- _GOAL_
Write out the data again exactly, skipping every picture.

--- begin DATASET RECORDS ---

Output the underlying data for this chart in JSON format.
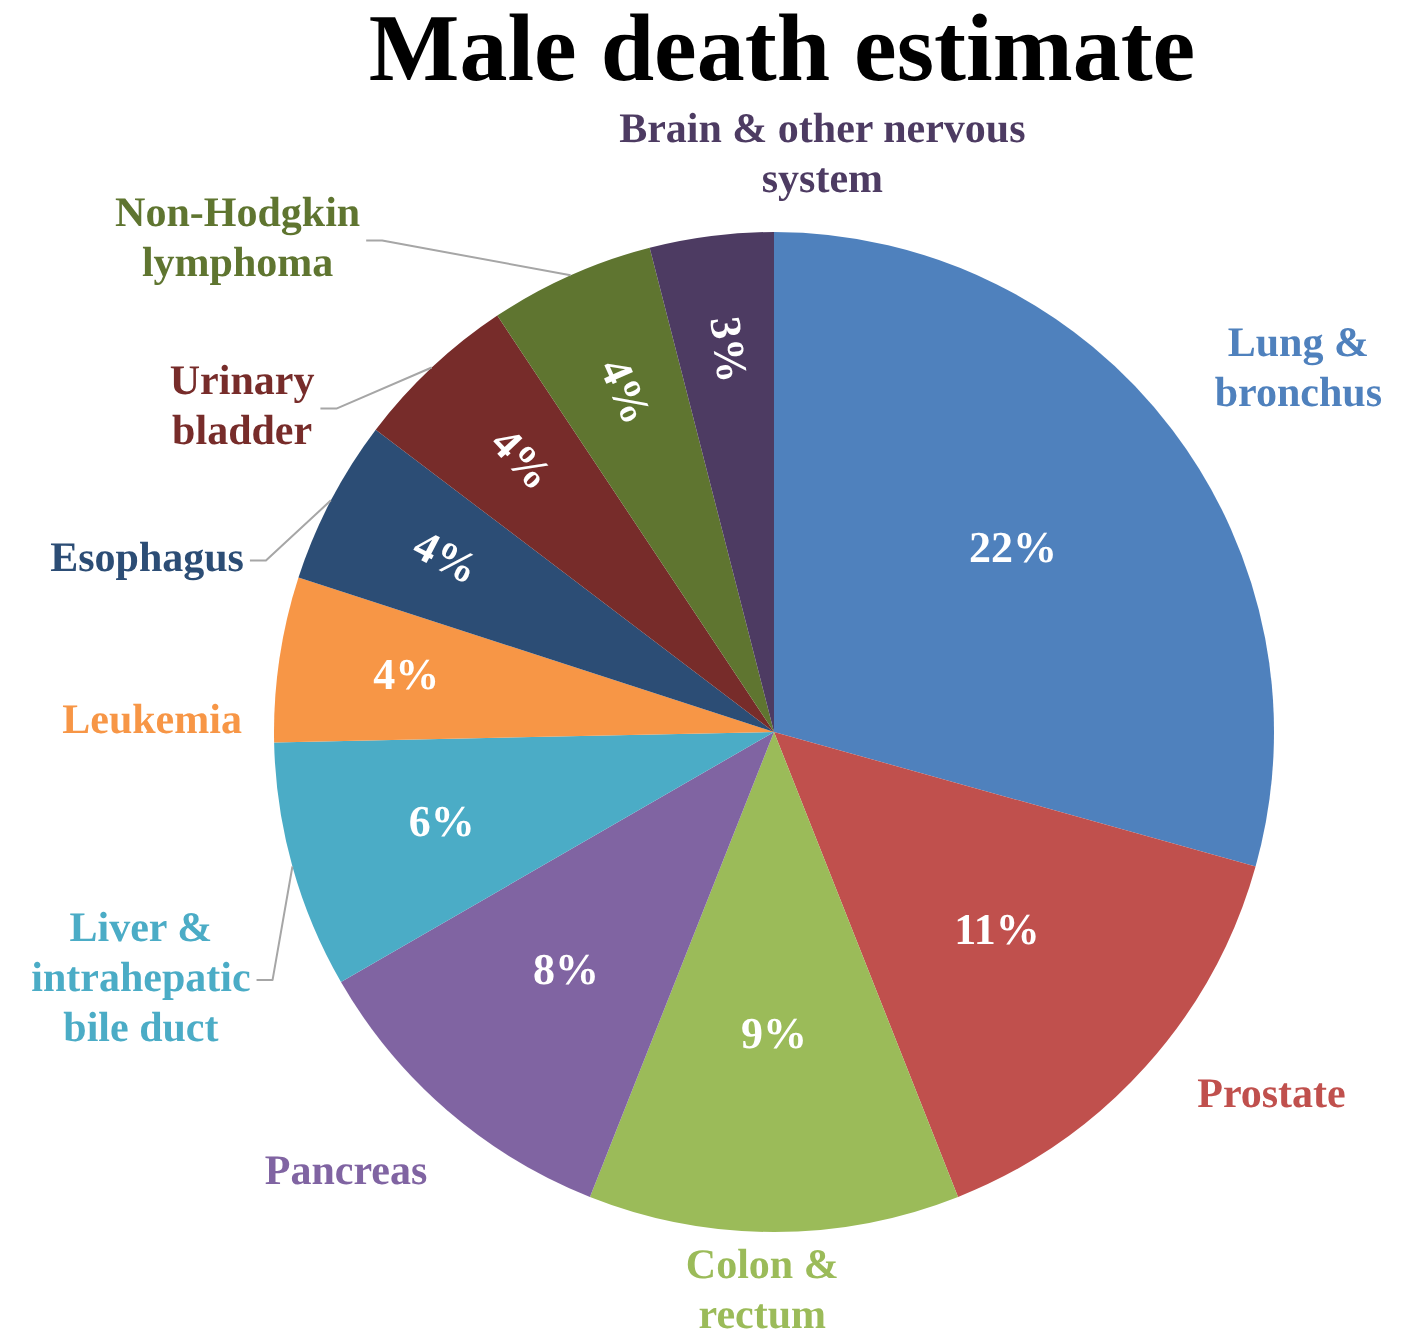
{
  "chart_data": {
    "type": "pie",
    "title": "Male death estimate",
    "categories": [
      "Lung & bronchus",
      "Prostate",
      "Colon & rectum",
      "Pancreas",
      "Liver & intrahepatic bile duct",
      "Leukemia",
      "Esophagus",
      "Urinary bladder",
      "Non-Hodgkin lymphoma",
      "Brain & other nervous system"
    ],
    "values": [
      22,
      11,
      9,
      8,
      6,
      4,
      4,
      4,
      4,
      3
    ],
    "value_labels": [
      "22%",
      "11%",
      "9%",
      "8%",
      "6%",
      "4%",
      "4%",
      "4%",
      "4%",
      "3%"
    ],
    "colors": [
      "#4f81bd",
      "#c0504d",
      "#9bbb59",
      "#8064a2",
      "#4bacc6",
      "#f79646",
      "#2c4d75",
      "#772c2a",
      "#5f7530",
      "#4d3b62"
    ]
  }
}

--- end DATASET RECORDS ---

- _CORRECT RESULT_
Output the underlying data for this chart in JSON format.
{
  "chart_data": {
    "type": "pie",
    "title": "Male death estimate",
    "categories": [
      "Lung & bronchus",
      "Prostate",
      "Colon & rectum",
      "Pancreas",
      "Liver & intrahepatic bile duct",
      "Leukemia",
      "Esophagus",
      "Urinary bladder",
      "Non-Hodgkin lymphoma",
      "Brain & other nervous system"
    ],
    "values": [
      22,
      11,
      9,
      8,
      6,
      4,
      4,
      4,
      4,
      3
    ],
    "value_labels": [
      "22%",
      "11%",
      "9%",
      "8%",
      "6%",
      "4%",
      "4%",
      "4%",
      "4%",
      "3%"
    ],
    "colors": [
      "#4f81bd",
      "#c0504d",
      "#9bbb59",
      "#8064a2",
      "#4bacc6",
      "#f79646",
      "#2c4d75",
      "#772c2a",
      "#5f7530",
      "#4d3b62"
    ]
  }
}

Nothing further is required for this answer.